** Given request **
Find the number of lines in these records where the word "πρέπει" appears. Reply with that number and nothing more.

▬▬▬▬▬▬

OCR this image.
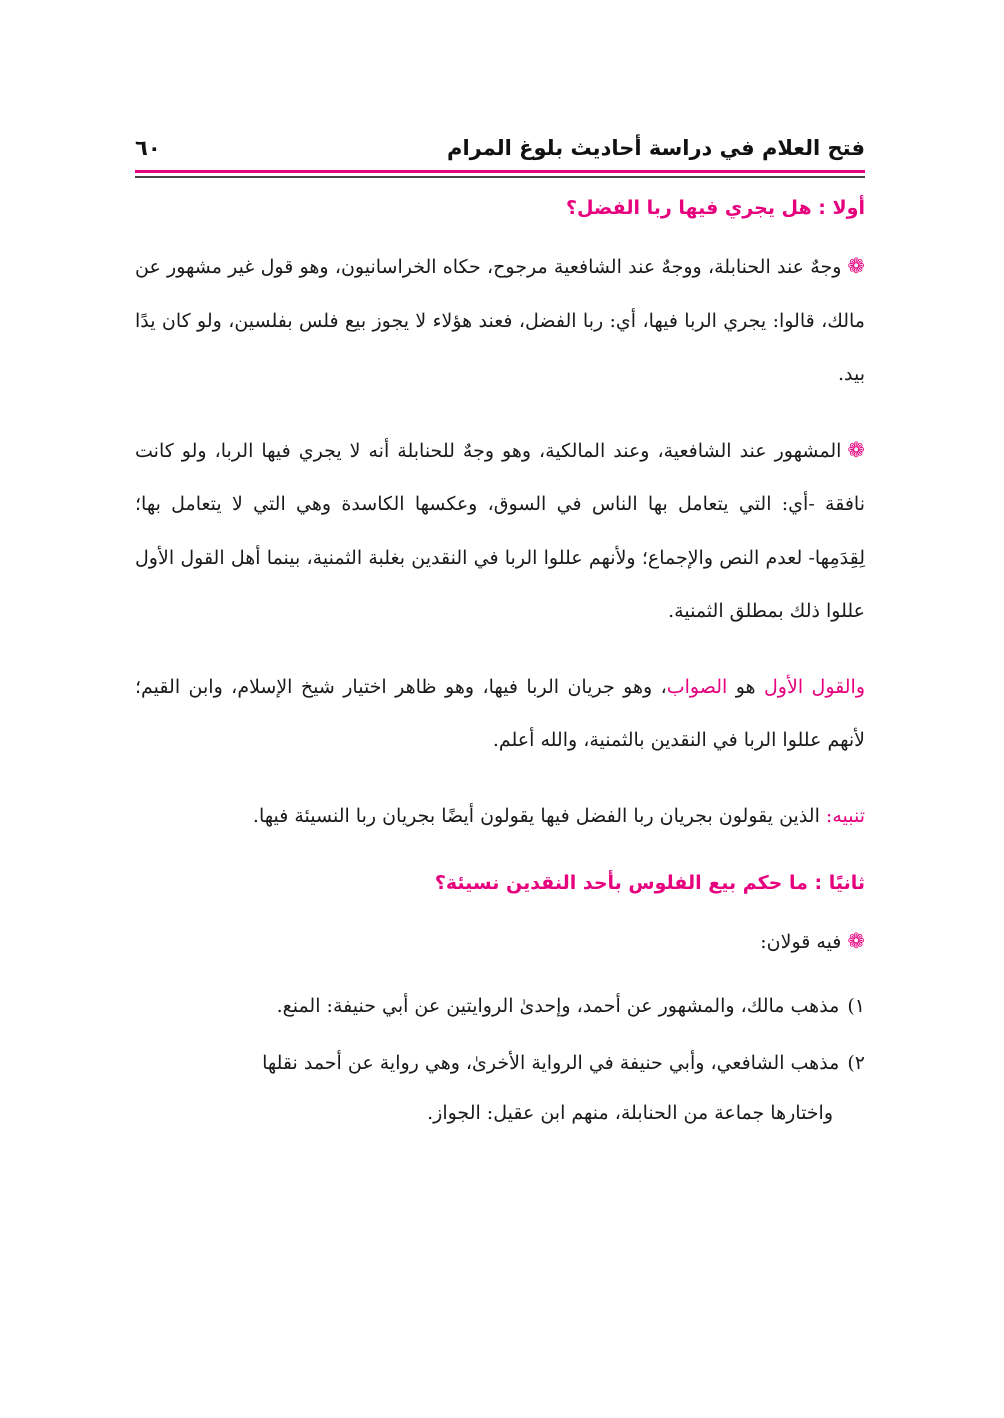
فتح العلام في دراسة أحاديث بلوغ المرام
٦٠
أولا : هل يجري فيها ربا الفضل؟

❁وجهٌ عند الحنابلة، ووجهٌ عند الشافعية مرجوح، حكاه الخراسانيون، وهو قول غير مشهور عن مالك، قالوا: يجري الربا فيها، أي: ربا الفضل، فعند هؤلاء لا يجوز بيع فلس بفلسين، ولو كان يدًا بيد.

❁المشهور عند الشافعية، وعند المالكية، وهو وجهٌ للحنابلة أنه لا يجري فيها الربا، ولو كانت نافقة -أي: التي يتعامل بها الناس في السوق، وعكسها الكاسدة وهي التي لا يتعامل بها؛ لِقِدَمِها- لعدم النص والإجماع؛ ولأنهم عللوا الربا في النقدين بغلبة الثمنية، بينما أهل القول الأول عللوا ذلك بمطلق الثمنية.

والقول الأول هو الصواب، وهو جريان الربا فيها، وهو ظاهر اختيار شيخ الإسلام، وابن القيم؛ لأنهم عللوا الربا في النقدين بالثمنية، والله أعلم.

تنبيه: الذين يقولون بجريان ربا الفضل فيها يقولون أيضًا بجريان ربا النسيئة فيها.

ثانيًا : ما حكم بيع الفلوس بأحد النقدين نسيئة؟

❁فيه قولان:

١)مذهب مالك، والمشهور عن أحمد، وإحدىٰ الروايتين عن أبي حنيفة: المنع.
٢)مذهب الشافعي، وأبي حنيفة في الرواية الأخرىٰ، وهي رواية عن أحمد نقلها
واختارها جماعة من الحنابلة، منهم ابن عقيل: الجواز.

▬▬▬▬▬▬

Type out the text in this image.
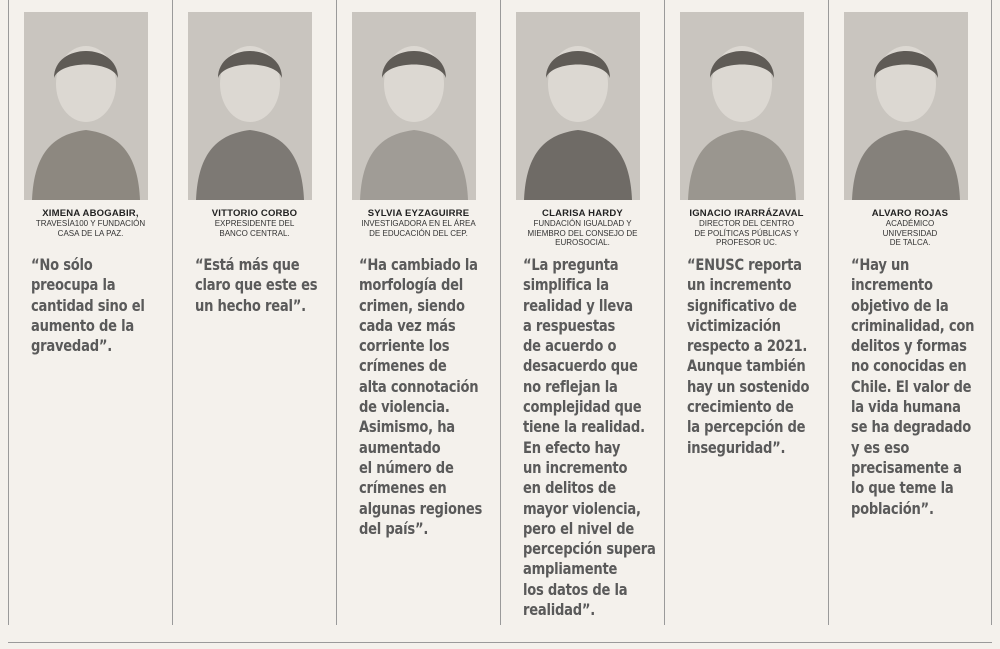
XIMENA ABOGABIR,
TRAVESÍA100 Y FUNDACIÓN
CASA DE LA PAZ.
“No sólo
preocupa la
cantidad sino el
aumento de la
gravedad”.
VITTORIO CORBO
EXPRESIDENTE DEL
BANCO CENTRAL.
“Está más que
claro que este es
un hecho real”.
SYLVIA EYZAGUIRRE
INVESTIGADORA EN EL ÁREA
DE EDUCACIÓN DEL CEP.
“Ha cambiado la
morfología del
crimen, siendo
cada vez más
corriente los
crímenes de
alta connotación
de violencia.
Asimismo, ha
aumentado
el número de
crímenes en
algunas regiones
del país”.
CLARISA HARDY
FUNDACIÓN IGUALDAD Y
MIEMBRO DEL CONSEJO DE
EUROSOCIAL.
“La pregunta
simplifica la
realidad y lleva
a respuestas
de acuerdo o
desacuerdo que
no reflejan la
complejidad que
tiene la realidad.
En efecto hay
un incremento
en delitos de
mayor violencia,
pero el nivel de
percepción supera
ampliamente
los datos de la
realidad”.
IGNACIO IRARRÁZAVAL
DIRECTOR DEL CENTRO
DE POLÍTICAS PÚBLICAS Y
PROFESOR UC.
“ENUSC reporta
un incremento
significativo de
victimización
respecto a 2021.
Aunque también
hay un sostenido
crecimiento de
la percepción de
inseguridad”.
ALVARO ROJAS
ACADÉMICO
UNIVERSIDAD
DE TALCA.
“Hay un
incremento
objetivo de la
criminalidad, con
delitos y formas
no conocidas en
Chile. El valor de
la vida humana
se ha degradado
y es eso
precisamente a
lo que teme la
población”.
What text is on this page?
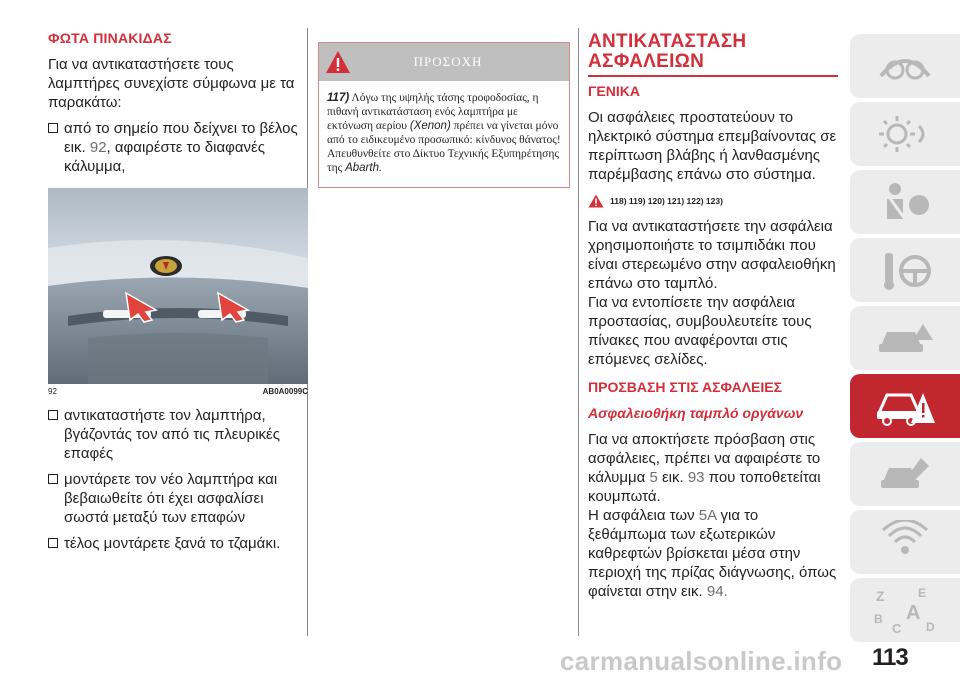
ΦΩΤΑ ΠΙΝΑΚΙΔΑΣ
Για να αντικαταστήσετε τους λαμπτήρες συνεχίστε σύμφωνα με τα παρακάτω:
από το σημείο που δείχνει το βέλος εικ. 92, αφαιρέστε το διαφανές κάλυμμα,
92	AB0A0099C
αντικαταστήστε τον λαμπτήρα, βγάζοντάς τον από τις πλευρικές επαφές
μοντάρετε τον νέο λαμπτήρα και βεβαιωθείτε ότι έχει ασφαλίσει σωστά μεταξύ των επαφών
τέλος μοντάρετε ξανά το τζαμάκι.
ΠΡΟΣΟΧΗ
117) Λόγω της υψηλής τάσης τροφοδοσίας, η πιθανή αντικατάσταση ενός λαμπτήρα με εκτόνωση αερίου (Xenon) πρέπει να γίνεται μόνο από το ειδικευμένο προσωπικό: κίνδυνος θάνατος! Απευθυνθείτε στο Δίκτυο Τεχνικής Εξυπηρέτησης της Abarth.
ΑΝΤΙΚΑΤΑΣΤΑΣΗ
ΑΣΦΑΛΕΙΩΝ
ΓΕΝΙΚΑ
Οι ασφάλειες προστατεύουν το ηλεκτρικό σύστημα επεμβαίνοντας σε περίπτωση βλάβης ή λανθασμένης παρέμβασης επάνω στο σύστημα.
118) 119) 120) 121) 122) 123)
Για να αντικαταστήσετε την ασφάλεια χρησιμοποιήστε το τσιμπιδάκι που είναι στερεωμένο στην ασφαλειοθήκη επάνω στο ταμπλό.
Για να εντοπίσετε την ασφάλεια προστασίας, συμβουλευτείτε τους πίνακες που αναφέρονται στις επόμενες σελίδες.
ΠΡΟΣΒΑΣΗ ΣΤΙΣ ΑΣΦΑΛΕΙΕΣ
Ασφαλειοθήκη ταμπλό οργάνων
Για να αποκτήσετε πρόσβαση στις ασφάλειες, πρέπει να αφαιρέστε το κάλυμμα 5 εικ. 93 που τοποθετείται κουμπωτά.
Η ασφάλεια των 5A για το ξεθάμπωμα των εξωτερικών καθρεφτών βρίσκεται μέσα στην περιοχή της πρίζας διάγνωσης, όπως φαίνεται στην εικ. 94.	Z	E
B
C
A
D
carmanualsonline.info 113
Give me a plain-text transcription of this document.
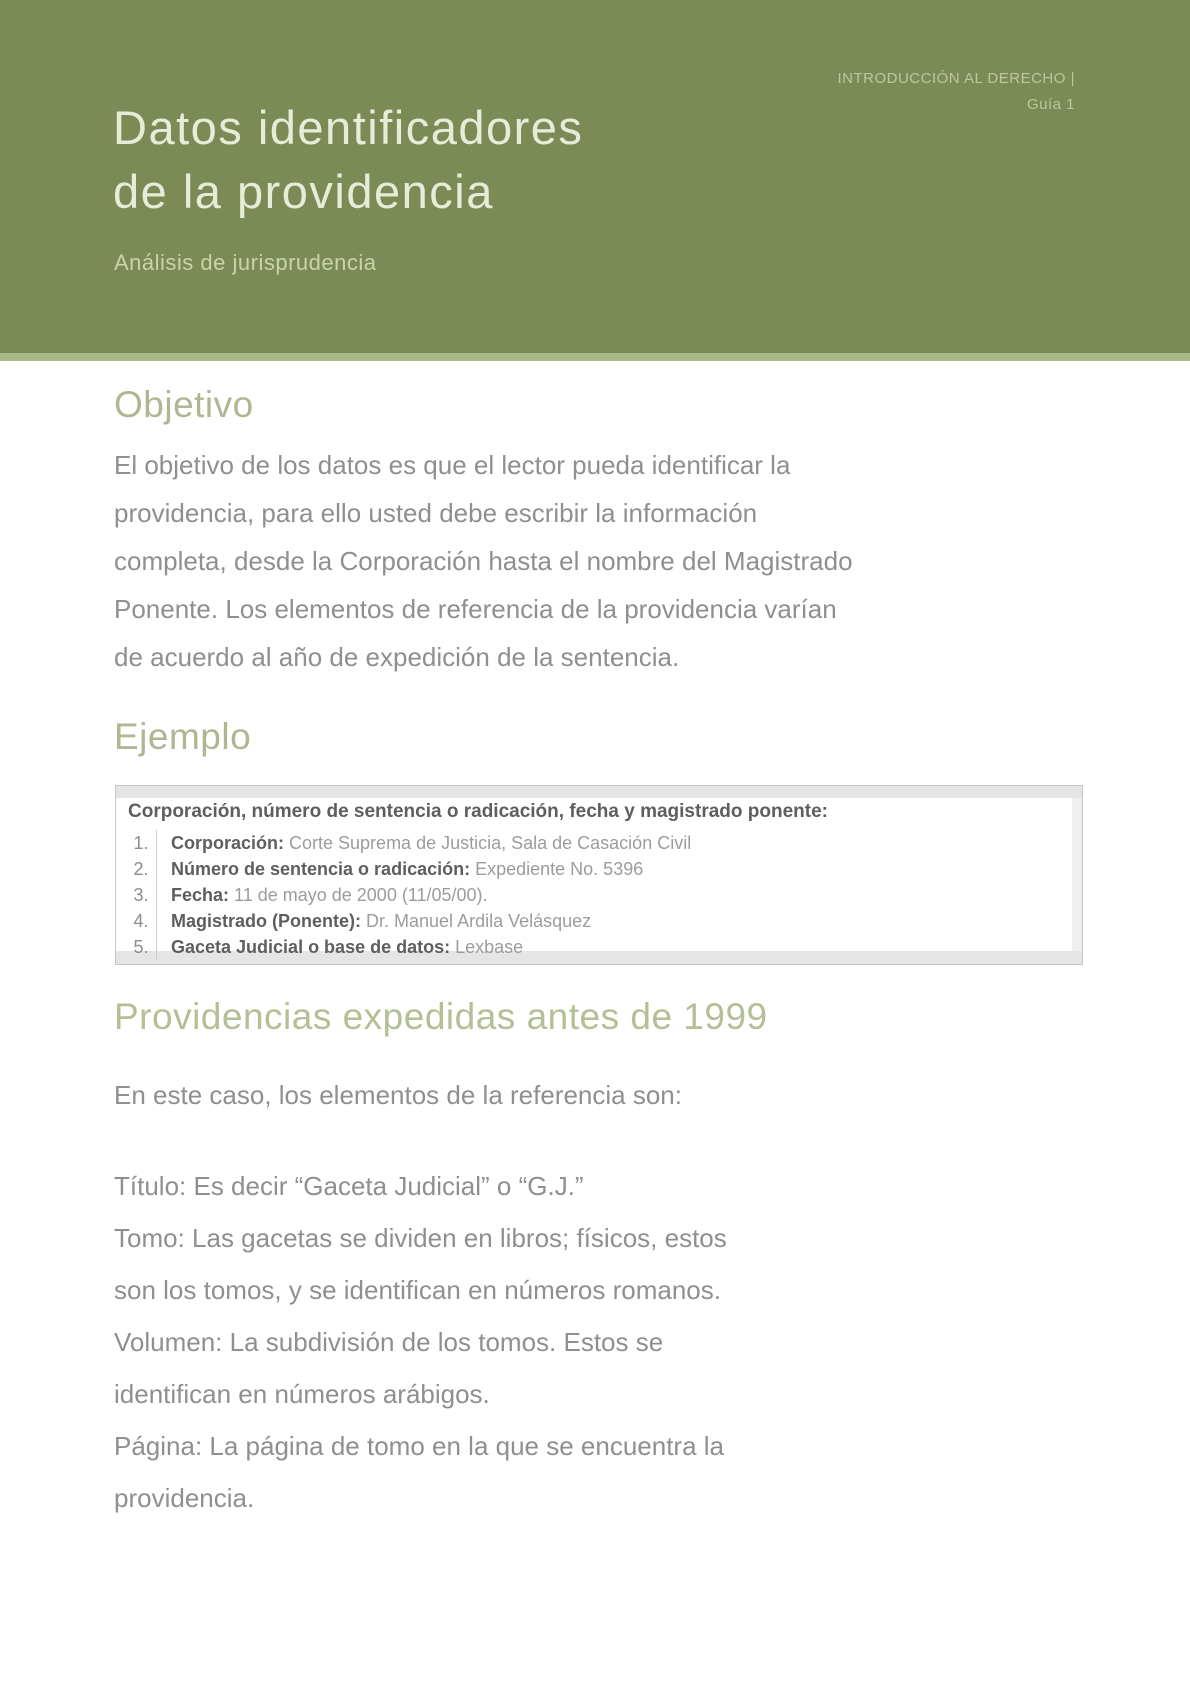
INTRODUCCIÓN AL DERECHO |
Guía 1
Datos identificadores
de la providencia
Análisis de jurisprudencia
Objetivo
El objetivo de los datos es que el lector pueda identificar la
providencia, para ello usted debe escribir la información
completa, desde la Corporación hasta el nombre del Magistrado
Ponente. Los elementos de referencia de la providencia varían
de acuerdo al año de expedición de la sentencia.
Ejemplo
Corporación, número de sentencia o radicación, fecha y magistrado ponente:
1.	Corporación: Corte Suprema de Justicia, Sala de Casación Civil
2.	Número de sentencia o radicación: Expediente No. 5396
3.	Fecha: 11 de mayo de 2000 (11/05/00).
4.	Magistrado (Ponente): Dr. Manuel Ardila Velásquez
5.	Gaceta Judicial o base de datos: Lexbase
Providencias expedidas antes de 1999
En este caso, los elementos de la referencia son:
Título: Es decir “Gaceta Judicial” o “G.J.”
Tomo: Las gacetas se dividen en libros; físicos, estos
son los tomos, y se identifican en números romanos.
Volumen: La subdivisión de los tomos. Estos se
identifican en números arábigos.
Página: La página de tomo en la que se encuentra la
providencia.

▬▬▬▬▬▬

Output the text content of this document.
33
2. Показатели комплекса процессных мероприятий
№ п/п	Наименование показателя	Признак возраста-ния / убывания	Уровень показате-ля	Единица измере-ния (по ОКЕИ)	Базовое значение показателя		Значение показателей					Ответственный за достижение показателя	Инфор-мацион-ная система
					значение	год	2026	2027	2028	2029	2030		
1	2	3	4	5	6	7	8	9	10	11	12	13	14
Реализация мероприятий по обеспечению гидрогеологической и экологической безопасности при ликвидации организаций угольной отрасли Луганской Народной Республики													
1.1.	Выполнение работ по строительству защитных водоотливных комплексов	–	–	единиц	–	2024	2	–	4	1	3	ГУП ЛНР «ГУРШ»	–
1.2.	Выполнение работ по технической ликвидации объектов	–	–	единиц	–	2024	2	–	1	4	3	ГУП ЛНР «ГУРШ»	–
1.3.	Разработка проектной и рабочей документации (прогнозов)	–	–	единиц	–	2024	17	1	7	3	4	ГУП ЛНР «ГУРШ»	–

▬▬▬▬▬▬

** Solution to this problem **
2